## PROBLEM REQUIREMENTS
Write out the data below verbatim and omit the pictures.

## DATA SECTION
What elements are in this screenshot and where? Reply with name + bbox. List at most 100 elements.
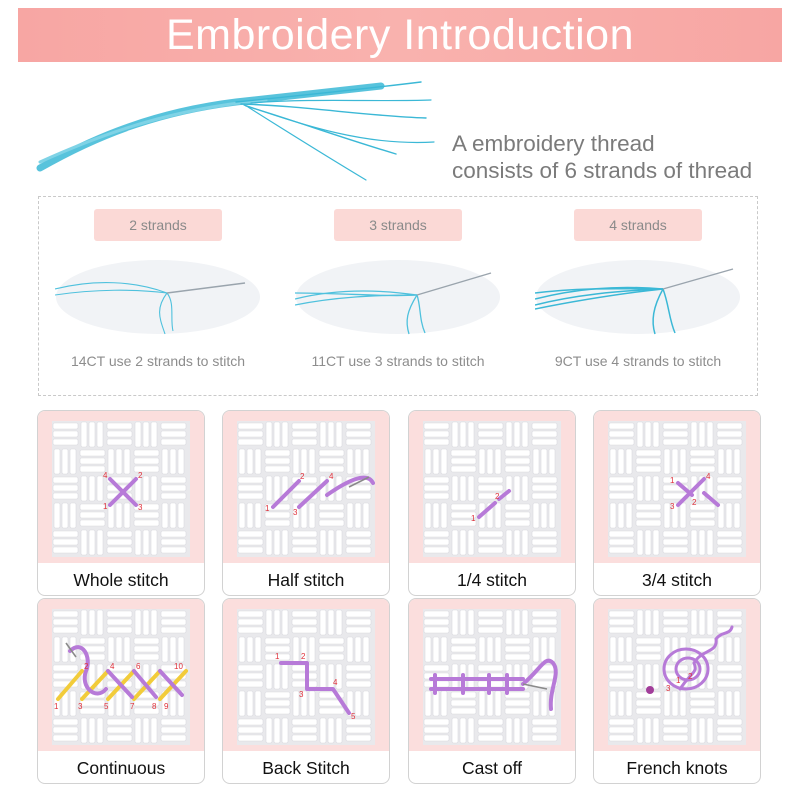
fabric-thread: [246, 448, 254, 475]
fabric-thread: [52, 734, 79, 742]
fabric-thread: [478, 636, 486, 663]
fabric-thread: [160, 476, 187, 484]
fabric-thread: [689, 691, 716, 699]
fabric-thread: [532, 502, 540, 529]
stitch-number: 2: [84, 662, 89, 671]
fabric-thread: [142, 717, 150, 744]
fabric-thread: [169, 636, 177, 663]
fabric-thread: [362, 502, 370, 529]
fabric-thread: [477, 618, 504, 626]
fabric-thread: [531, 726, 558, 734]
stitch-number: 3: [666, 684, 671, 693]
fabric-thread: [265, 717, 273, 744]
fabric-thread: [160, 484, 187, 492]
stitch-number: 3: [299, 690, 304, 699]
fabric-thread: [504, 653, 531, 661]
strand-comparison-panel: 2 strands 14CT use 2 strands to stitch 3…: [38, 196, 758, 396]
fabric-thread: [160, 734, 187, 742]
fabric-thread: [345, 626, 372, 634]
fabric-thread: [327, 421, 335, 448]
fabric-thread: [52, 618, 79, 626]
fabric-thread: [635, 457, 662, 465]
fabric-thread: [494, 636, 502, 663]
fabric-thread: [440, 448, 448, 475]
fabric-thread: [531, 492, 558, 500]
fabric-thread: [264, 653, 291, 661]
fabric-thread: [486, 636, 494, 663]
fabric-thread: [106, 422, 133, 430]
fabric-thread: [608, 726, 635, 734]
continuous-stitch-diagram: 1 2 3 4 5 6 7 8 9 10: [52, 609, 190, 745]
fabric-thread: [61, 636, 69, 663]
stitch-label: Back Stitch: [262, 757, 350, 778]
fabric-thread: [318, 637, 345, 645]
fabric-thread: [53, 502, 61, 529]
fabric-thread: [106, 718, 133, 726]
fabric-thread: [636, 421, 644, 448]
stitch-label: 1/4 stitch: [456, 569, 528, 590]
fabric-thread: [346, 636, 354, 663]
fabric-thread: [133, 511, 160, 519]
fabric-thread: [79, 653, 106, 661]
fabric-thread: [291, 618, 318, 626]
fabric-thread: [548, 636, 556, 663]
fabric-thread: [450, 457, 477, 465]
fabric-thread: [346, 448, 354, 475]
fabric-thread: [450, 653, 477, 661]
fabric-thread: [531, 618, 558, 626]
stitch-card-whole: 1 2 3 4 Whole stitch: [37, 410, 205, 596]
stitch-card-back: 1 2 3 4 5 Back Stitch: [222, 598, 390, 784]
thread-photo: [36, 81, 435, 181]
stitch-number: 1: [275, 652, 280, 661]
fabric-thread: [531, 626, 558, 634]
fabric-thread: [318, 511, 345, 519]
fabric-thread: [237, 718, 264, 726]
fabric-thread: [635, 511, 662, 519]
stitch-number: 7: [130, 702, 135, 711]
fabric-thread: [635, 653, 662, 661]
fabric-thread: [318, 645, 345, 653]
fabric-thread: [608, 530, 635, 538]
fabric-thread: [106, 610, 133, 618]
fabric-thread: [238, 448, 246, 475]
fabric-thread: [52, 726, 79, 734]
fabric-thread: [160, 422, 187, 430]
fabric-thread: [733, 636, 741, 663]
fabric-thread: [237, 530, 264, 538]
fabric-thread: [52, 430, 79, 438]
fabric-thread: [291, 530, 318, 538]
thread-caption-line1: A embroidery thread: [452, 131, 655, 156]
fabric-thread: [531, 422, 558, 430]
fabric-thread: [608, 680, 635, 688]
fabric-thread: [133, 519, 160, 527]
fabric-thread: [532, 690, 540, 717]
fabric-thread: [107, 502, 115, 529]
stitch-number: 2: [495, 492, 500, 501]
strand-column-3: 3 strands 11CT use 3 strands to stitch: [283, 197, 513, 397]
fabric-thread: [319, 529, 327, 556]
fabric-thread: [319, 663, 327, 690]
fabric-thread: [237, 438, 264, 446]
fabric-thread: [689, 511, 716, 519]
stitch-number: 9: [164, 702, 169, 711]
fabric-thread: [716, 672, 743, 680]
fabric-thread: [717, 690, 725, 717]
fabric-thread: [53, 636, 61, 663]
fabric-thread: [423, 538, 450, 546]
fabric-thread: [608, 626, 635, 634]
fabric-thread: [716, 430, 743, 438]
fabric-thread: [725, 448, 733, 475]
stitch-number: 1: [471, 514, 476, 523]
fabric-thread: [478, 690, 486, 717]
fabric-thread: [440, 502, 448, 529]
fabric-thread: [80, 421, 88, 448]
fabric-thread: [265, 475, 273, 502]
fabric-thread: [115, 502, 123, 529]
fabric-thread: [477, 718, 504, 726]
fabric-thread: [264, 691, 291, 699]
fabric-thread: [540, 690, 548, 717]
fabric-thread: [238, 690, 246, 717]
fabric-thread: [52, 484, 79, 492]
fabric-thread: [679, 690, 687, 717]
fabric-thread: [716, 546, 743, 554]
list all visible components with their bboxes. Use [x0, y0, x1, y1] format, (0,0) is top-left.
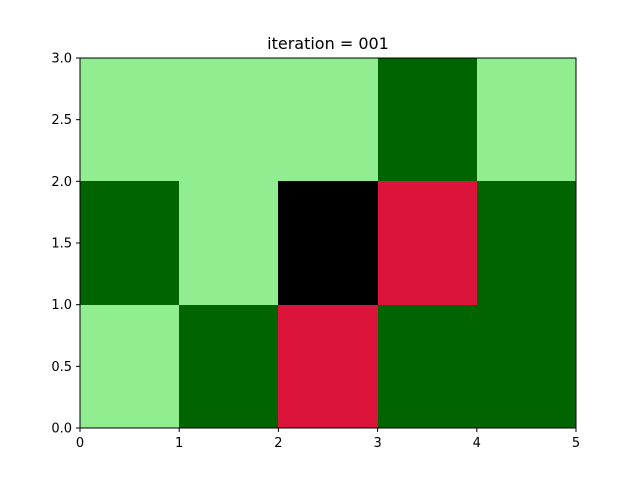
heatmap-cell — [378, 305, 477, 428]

## EXERCISE OUTPUT
What elements are in this screenshot and where? Reply with name + bbox. List at most 100 elements.
fabric-thread: [246, 448, 254, 475]
fabric-thread: [52, 734, 79, 742]
fabric-thread: [478, 636, 486, 663]
fabric-thread: [160, 476, 187, 484]
fabric-thread: [689, 691, 716, 699]
fabric-thread: [532, 502, 540, 529]
stitch-number: 2: [84, 662, 89, 671]
fabric-thread: [142, 717, 150, 744]
fabric-thread: [169, 636, 177, 663]
fabric-thread: [362, 502, 370, 529]
fabric-thread: [477, 618, 504, 626]
fabric-thread: [531, 726, 558, 734]
stitch-number: 3: [666, 684, 671, 693]
fabric-thread: [265, 717, 273, 744]
fabric-thread: [160, 484, 187, 492]
stitch-number: 3: [299, 690, 304, 699]
fabric-thread: [504, 653, 531, 661]
strand-comparison-panel: 2 strands 14CT use 2 strands to stitch 3…: [38, 196, 758, 396]
fabric-thread: [160, 734, 187, 742]
fabric-thread: [345, 626, 372, 634]
fabric-thread: [327, 421, 335, 448]
fabric-thread: [52, 618, 79, 626]
fabric-thread: [635, 457, 662, 465]
fabric-thread: [494, 636, 502, 663]
fabric-thread: [440, 448, 448, 475]
fabric-thread: [531, 492, 558, 500]
fabric-thread: [264, 653, 291, 661]
fabric-thread: [486, 636, 494, 663]
fabric-thread: [106, 422, 133, 430]
fabric-thread: [608, 726, 635, 734]
continuous-stitch-diagram: 1 2 3 4 5 6 7 8 9 10: [52, 609, 190, 745]
fabric-thread: [61, 636, 69, 663]
stitch-label: Back Stitch: [262, 757, 350, 778]
fabric-thread: [318, 637, 345, 645]
fabric-thread: [53, 502, 61, 529]
fabric-thread: [106, 718, 133, 726]
fabric-thread: [636, 421, 644, 448]
stitch-label: 1/4 stitch: [456, 569, 528, 590]
fabric-thread: [346, 636, 354, 663]
fabric-thread: [133, 511, 160, 519]
fabric-thread: [79, 653, 106, 661]
fabric-thread: [291, 618, 318, 626]
fabric-thread: [548, 636, 556, 663]
fabric-thread: [450, 457, 477, 465]
fabric-thread: [346, 448, 354, 475]
fabric-thread: [450, 653, 477, 661]
fabric-thread: [531, 618, 558, 626]
stitch-card-whole: 1 2 3 4 Whole stitch: [37, 410, 205, 596]
stitch-card-back: 1 2 3 4 5 Back Stitch: [222, 598, 390, 784]
thread-photo: [36, 81, 435, 181]
stitch-number: 1: [275, 652, 280, 661]
fabric-thread: [531, 626, 558, 634]
fabric-thread: [318, 511, 345, 519]
fabric-thread: [237, 718, 264, 726]
fabric-thread: [635, 511, 662, 519]
stitch-number: 7: [130, 702, 135, 711]
fabric-thread: [635, 653, 662, 661]
fabric-thread: [318, 645, 345, 653]
fabric-thread: [608, 530, 635, 538]
fabric-thread: [106, 610, 133, 618]
fabric-thread: [238, 448, 246, 475]
fabric-thread: [52, 726, 79, 734]
fabric-thread: [160, 422, 187, 430]
fabric-thread: [733, 636, 741, 663]
fabric-thread: [237, 530, 264, 538]
fabric-thread: [52, 430, 79, 438]
fabric-thread: [291, 530, 318, 538]
thread-caption-line1: A embroidery thread: [452, 131, 655, 156]
fabric-thread: [531, 422, 558, 430]
fabric-thread: [608, 680, 635, 688]
fabric-thread: [133, 519, 160, 527]
fabric-thread: [532, 690, 540, 717]
fabric-thread: [107, 502, 115, 529]
stitch-number: 2: [495, 492, 500, 501]
strand-column-3: 3 strands 11CT use 3 strands to stitch: [283, 197, 513, 397]
fabric-thread: [319, 529, 327, 556]
fabric-thread: [319, 663, 327, 690]
fabric-thread: [237, 438, 264, 446]
fabric-thread: [689, 511, 716, 519]
stitch-number: 9: [164, 702, 169, 711]
fabric-thread: [716, 672, 743, 680]
fabric-thread: [717, 690, 725, 717]
fabric-thread: [53, 636, 61, 663]
fabric-thread: [423, 538, 450, 546]
fabric-thread: [608, 626, 635, 634]
fabric-thread: [716, 430, 743, 438]
fabric-thread: [725, 448, 733, 475]
stitch-number: 1: [471, 514, 476, 523]
fabric-thread: [478, 690, 486, 717]
fabric-thread: [440, 502, 448, 529]
fabric-thread: [80, 421, 88, 448]
fabric-thread: [265, 475, 273, 502]
fabric-thread: [115, 502, 123, 529]
fabric-thread: [477, 718, 504, 726]
fabric-thread: [264, 691, 291, 699]
fabric-thread: [540, 690, 548, 717]
fabric-thread: [238, 690, 246, 717]
fabric-thread: [52, 484, 79, 492]
fabric-thread: [679, 690, 687, 717]
fabric-thread: [716, 546, 743, 554]
list all visible components with their bboxes. Use [x0, y0, x1, y1] format, (0,0) is top-left.
heatmap-cell — [378, 305, 477, 428]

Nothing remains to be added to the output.